Exercise:
Take the entries below and reproduce them word for word.

··· Records provided

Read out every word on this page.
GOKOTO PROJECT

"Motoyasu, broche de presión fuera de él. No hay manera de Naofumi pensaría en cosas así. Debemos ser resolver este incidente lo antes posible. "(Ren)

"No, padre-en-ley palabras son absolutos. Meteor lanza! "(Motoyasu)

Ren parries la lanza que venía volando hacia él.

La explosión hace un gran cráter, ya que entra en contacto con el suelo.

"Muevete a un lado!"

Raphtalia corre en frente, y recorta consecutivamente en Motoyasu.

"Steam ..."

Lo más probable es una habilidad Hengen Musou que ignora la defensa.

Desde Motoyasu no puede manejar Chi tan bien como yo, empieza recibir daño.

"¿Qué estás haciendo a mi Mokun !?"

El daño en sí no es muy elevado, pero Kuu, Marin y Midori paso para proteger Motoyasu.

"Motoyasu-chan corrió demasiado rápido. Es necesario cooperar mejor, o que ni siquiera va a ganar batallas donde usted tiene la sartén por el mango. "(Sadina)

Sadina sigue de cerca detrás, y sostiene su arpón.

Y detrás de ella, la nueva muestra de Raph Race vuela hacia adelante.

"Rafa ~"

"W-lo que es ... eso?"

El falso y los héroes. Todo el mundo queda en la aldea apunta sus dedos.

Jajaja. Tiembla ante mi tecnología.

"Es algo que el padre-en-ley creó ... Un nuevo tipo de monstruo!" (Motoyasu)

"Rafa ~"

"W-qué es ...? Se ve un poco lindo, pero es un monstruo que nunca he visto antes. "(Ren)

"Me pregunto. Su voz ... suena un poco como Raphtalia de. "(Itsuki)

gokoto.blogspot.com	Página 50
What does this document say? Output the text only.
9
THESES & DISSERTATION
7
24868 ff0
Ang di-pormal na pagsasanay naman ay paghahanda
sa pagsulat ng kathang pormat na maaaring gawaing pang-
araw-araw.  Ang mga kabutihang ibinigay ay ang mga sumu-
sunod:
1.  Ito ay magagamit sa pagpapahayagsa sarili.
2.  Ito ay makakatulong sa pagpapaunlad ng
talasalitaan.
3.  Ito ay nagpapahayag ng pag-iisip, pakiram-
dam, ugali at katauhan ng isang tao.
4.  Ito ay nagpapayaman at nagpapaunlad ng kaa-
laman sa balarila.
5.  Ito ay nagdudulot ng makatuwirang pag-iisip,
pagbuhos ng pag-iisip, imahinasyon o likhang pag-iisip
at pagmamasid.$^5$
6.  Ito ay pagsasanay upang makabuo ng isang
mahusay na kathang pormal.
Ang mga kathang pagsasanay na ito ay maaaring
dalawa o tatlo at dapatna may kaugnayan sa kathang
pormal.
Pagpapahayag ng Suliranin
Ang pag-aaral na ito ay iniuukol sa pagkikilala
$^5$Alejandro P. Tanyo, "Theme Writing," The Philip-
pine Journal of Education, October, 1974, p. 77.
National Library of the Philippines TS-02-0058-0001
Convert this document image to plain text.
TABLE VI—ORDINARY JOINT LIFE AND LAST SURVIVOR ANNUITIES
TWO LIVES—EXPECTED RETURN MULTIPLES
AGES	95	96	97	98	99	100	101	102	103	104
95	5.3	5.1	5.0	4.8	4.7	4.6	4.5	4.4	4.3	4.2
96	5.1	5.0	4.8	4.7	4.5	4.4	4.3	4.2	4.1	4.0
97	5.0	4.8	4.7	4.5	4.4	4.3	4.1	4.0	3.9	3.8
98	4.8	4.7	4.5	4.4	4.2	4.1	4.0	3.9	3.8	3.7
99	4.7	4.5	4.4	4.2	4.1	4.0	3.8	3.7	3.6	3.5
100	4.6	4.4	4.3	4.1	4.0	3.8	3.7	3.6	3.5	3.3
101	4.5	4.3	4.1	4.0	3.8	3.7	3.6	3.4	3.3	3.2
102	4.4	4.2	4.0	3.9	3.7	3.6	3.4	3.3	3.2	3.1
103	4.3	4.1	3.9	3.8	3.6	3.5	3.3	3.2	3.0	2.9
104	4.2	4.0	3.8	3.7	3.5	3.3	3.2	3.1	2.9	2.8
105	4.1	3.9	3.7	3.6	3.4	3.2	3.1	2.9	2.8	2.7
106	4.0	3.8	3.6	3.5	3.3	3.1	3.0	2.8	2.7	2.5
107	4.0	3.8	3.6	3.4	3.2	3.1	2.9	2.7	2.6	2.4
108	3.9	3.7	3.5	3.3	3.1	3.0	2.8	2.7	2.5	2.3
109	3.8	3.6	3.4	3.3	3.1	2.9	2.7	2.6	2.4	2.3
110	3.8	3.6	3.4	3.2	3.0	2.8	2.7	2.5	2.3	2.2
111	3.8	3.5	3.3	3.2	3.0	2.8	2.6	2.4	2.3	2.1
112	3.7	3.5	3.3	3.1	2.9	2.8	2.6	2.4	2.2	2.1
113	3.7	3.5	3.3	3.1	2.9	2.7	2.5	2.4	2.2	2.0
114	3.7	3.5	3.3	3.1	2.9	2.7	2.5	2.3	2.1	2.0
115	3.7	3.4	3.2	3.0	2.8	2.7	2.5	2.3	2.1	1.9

······

Complete output:
Read out every word on this page.
GOKOTO PROJECT

"Motoyasu, broche de presión fuera de él. No hay manera de Naofumi pensaría en cosas así. Debemos ser resolver este incidente lo antes posible. "(Ren)

"No, padre-en-ley palabras son absolutos. Meteor lanza! "(Motoyasu)

Ren parries la lanza que venía volando hacia él.

La explosión hace un gran cráter, ya que entra en contacto con el suelo.

"Muevete a un lado!"

Raphtalia corre en frente, y recorta consecutivamente en Motoyasu.

"Steam ..."

Lo más probable es una habilidad Hengen Musou que ignora la defensa.

Desde Motoyasu no puede manejar Chi tan bien como yo, empieza recibir daño.

"¿Qué estás haciendo a mi Mokun !?"

El daño en sí no es muy elevado, pero Kuu, Marin y Midori paso para proteger Motoyasu.

"Motoyasu-chan corrió demasiado rápido. Es necesario cooperar mejor, o que ni siquiera va a ganar batallas donde usted tiene la sartén por el mango. "(Sadina)

Sadina sigue de cerca detrás, y sostiene su arpón.

Y detrás de ella, la nueva muestra de Raph Race vuela hacia adelante.

"Rafa ~"

"W-lo que es ... eso?"

El falso y los héroes. Todo el mundo queda en la aldea apunta sus dedos.

Jajaja. Tiembla ante mi tecnología.

"Es algo que el padre-en-ley creó ... Un nuevo tipo de monstruo!" (Motoyasu)

"Rafa ~"

"W-qué es ...? Se ve un poco lindo, pero es un monstruo que nunca he visto antes. "(Ren)

"Me pregunto. Su voz ... suena un poco como Raphtalia de. "(Itsuki)

gokoto.blogspot.com	Página 50
What does this document say? Output the text only.
9
THESES & DISSERTATION
7
24868 ff0
Ang di-pormal na pagsasanay naman ay paghahanda
sa pagsulat ng kathang pormat na maaaring gawaing pang-
araw-araw.  Ang mga kabutihang ibinigay ay ang mga sumu-
sunod:
1.  Ito ay magagamit sa pagpapahayagsa sarili.
2.  Ito ay makakatulong sa pagpapaunlad ng
talasalitaan.
3.  Ito ay nagpapahayag ng pag-iisip, pakiram-
dam, ugali at katauhan ng isang tao.
4.  Ito ay nagpapayaman at nagpapaunlad ng kaa-
laman sa balarila.
5.  Ito ay nagdudulot ng makatuwirang pag-iisip,
pagbuhos ng pag-iisip, imahinasyon o likhang pag-iisip
at pagmamasid.$^5$
6.  Ito ay pagsasanay upang makabuo ng isang
mahusay na kathang pormal.
Ang mga kathang pagsasanay na ito ay maaaring
dalawa o tatlo at dapatna may kaugnayan sa kathang
pormal.
Pagpapahayag ng Suliranin
Ang pag-aaral na ito ay iniuukol sa pagkikilala
$^5$Alejandro P. Tanyo, "Theme Writing," The Philip-
pine Journal of Education, October, 1974, p. 77.
National Library of the Philippines TS-02-0058-0001
Convert this document image to plain text.
TABLE VI—ORDINARY JOINT LIFE AND LAST SURVIVOR ANNUITIES
TWO LIVES—EXPECTED RETURN MULTIPLES
AGES	95	96	97	98	99	100	101	102	103	104
95	5.3	5.1	5.0	4.8	4.7	4.6	4.5	4.4	4.3	4.2
96	5.1	5.0	4.8	4.7	4.5	4.4	4.3	4.2	4.1	4.0
97	5.0	4.8	4.7	4.5	4.4	4.3	4.1	4.0	3.9	3.8
98	4.8	4.7	4.5	4.4	4.2	4.1	4.0	3.9	3.8	3.7
99	4.7	4.5	4.4	4.2	4.1	4.0	3.8	3.7	3.6	3.5
100	4.6	4.4	4.3	4.1	4.0	3.8	3.7	3.6	3.5	3.3
101	4.5	4.3	4.1	4.0	3.8	3.7	3.6	3.4	3.3	3.2
102	4.4	4.2	4.0	3.9	3.7	3.6	3.4	3.3	3.2	3.1
103	4.3	4.1	3.9	3.8	3.6	3.5	3.3	3.2	3.0	2.9
104	4.2	4.0	3.8	3.7	3.5	3.3	3.2	3.1	2.9	2.8
105	4.1	3.9	3.7	3.6	3.4	3.2	3.1	2.9	2.8	2.7
106	4.0	3.8	3.6	3.5	3.3	3.1	3.0	2.8	2.7	2.5
107	4.0	3.8	3.6	3.4	3.2	3.1	2.9	2.7	2.6	2.4
108	3.9	3.7	3.5	3.3	3.1	3.0	2.8	2.7	2.5	2.3
109	3.8	3.6	3.4	3.3	3.1	2.9	2.7	2.6	2.4	2.3
110	3.8	3.6	3.4	3.2	3.0	2.8	2.7	2.5	2.3	2.2
111	3.8	3.5	3.3	3.2	3.0	2.8	2.6	2.4	2.3	2.1
112	3.7	3.5	3.3	3.1	2.9	2.8	2.6	2.4	2.2	2.1
113	3.7	3.5	3.3	3.1	2.9	2.7	2.5	2.4	2.2	2.0
114	3.7	3.5	3.3	3.1	2.9	2.7	2.5	2.3	2.1	2.0
115	3.7	3.4	3.2	3.0	2.8	2.7	2.5	2.3	2.1	1.9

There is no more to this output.